* AIM: Extract each line bearing the word "dozoru".

* RAW RECORDS:
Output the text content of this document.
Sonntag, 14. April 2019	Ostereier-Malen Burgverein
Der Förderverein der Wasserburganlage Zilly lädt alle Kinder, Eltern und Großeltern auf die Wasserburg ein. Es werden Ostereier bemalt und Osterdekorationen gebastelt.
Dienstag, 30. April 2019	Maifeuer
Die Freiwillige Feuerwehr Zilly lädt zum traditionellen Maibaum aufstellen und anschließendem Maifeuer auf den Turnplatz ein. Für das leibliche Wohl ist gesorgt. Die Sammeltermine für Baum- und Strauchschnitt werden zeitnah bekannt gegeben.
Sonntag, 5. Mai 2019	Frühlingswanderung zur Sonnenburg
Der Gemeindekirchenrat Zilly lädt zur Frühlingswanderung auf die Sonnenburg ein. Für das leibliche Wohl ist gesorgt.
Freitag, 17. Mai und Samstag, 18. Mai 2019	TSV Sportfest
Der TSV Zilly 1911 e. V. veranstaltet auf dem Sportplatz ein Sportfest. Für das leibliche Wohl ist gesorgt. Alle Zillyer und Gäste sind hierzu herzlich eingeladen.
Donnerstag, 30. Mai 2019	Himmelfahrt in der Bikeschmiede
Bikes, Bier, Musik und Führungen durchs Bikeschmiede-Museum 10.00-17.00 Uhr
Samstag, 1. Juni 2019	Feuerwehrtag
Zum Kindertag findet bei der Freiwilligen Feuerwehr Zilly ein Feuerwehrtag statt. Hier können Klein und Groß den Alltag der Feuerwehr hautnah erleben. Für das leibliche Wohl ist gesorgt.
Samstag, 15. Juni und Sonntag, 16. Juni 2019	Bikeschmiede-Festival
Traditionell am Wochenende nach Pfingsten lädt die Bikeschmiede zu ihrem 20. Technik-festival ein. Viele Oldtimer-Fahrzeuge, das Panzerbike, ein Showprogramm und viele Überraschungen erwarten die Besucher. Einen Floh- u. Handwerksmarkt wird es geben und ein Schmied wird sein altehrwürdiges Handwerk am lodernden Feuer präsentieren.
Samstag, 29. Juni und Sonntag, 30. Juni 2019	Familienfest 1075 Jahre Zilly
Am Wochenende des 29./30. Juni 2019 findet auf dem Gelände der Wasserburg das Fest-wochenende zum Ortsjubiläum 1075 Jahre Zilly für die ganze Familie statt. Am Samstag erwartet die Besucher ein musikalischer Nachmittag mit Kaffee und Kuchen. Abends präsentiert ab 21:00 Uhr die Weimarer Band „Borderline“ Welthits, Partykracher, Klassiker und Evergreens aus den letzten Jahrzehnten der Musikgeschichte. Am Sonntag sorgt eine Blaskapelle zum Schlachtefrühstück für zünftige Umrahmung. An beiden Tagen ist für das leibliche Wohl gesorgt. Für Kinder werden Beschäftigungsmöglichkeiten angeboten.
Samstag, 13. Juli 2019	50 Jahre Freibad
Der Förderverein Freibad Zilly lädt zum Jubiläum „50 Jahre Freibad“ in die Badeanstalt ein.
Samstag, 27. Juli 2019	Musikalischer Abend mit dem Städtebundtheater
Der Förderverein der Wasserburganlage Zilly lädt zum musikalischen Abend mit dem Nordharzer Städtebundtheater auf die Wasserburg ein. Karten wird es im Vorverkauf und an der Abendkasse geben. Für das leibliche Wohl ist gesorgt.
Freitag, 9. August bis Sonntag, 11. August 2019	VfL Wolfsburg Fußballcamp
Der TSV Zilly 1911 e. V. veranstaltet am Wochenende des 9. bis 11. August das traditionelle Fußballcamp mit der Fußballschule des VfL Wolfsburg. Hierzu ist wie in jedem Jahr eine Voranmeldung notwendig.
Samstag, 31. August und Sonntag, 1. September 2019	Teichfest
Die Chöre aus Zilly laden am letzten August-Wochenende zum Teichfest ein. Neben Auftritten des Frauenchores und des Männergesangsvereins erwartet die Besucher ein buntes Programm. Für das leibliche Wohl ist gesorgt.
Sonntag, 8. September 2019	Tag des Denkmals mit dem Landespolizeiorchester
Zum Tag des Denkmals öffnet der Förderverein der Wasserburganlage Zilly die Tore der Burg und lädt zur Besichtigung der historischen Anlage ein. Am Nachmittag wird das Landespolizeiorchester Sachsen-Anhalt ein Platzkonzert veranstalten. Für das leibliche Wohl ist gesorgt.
==
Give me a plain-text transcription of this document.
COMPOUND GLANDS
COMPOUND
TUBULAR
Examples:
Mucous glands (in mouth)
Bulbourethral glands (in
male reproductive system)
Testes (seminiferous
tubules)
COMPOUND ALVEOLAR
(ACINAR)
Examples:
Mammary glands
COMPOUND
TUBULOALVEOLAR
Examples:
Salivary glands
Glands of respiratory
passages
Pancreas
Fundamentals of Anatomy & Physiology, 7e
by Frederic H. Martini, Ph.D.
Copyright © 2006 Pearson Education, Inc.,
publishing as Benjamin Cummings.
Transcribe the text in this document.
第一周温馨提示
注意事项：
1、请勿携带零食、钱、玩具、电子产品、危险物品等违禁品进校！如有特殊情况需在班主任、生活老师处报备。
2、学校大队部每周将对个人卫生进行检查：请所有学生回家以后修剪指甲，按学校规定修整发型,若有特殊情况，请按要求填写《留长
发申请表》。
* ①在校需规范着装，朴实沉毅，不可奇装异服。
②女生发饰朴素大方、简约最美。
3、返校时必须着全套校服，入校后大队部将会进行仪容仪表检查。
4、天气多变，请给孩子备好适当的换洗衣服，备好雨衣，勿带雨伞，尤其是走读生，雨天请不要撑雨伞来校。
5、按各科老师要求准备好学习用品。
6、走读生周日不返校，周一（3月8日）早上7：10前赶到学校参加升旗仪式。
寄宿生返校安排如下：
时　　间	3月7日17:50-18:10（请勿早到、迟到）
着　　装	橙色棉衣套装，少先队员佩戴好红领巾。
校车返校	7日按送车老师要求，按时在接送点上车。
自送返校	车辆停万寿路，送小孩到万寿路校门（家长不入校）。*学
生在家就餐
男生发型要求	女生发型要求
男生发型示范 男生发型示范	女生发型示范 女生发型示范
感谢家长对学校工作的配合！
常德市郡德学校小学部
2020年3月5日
---
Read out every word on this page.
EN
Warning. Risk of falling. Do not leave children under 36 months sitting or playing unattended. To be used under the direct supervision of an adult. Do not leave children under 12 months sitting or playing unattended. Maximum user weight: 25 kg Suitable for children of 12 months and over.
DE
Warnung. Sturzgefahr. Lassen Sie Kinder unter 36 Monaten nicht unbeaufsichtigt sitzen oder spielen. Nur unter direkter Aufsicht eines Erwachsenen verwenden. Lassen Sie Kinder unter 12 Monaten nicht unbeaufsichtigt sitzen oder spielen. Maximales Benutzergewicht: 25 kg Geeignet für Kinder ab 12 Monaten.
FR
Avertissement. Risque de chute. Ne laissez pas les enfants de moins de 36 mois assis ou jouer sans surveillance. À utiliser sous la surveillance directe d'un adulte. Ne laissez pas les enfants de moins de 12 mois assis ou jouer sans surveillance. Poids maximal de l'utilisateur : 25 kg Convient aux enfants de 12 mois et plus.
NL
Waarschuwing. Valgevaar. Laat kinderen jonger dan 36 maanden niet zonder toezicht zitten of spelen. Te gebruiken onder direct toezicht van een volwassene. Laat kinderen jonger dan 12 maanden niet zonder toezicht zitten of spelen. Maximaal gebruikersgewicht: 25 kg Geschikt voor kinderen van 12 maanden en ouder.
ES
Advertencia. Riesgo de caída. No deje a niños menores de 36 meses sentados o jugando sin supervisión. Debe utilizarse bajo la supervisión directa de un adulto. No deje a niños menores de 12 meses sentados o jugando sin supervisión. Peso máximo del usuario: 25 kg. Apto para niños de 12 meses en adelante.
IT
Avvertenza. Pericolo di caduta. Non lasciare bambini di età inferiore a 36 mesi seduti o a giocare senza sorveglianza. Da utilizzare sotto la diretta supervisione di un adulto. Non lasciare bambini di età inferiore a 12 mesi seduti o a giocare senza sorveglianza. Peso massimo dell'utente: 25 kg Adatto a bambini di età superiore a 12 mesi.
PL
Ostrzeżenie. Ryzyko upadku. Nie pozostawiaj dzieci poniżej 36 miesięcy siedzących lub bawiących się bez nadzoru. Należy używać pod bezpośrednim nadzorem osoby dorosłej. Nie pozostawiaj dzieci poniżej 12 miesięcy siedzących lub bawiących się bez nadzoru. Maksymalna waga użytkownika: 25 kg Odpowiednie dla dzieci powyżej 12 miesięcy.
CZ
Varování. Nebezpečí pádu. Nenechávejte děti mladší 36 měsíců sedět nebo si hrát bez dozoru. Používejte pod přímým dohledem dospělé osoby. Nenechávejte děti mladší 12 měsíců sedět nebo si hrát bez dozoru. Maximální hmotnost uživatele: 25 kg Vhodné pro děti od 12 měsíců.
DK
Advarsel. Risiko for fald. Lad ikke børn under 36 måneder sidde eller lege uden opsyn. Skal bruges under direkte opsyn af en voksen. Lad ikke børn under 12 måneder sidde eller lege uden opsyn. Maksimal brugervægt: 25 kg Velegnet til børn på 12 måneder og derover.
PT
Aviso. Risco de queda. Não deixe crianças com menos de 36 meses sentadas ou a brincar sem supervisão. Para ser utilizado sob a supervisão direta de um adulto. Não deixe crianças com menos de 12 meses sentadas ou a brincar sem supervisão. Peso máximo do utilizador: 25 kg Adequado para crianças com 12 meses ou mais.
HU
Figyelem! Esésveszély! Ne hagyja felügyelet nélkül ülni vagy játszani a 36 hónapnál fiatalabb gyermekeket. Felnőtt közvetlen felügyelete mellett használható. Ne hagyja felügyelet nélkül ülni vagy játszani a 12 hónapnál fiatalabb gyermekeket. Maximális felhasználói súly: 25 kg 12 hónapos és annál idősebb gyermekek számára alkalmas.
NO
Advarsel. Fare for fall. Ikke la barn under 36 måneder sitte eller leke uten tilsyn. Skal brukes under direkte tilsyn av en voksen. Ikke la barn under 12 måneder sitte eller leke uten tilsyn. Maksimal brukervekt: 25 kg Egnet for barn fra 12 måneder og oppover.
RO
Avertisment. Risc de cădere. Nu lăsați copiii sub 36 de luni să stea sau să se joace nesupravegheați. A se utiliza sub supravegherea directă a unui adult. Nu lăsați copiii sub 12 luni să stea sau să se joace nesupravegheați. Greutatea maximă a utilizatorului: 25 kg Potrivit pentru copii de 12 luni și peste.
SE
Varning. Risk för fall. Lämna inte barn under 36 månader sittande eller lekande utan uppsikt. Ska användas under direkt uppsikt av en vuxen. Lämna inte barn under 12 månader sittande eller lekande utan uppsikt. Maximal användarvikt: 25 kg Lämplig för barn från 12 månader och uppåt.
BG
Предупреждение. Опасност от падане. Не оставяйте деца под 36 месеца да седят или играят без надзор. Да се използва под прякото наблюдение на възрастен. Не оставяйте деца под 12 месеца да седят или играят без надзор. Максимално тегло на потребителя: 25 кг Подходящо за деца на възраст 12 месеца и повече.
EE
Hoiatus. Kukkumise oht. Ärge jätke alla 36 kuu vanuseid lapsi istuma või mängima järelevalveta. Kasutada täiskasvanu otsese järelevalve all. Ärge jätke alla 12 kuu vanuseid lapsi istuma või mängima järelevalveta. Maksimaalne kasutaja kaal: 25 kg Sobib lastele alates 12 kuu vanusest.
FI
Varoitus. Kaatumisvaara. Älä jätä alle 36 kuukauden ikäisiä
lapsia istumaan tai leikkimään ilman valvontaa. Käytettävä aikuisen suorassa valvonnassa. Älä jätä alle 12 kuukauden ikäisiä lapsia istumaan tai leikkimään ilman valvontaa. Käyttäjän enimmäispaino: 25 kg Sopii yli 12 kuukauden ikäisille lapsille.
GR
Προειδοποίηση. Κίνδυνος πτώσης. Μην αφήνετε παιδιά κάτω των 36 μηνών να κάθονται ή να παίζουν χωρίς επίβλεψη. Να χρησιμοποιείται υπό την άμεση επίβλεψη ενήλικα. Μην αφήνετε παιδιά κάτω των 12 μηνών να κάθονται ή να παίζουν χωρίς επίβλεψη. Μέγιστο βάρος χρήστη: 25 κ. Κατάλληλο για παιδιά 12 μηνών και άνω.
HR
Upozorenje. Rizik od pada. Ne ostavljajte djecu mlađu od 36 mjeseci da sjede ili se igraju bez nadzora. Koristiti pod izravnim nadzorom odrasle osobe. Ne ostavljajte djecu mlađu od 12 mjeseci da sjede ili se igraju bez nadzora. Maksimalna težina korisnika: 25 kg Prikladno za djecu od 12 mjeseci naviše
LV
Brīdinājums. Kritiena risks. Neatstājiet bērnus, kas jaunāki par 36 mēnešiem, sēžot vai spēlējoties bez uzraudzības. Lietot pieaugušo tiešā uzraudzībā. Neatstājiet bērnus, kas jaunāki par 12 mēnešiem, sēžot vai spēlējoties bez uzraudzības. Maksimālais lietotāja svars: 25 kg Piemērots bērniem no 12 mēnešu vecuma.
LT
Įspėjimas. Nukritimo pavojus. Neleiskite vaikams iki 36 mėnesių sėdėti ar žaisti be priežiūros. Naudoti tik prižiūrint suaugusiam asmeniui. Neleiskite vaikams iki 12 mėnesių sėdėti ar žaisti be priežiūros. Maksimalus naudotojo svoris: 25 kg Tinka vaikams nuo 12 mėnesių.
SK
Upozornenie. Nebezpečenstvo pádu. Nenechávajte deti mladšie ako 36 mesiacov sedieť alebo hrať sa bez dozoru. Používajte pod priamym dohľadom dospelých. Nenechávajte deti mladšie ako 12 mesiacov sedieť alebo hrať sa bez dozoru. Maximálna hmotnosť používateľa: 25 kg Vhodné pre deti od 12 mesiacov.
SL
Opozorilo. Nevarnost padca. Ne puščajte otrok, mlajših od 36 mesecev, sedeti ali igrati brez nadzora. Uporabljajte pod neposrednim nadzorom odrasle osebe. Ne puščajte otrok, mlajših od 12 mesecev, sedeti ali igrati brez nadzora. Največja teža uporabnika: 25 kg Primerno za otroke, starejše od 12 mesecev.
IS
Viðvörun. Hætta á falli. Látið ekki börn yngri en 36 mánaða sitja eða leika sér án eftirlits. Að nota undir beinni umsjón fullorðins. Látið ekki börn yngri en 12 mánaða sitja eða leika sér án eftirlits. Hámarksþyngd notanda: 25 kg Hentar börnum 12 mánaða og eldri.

* TASK OUTPUT:
Varování. Nebezpečí pádu. Nenechávejte děti mladší 36 měsíců sedět nebo si hrát bez dozoru. Používejte pod přímým dohledem dospělé osoby. Nenechávejte děti mladší 12 měsíců sedět nebo si hrát bez dozoru. Maximální hmotnost uživatele: 25 kg Vhodné pro děti od 12 měsíců.
Upozornenie. Nebezpečenstvo pádu. Nenechávajte deti mladšie ako 36 mesiacov sedieť alebo hrať sa bez dozoru. Používajte pod priamym dohľadom dospelých. Nenechávajte deti mladšie ako 12 mesiacov sedieť alebo hrať sa bez dozoru. Maximálna hmotnosť používateľa: 25 kg Vhodné pre deti od 12 mesiacov.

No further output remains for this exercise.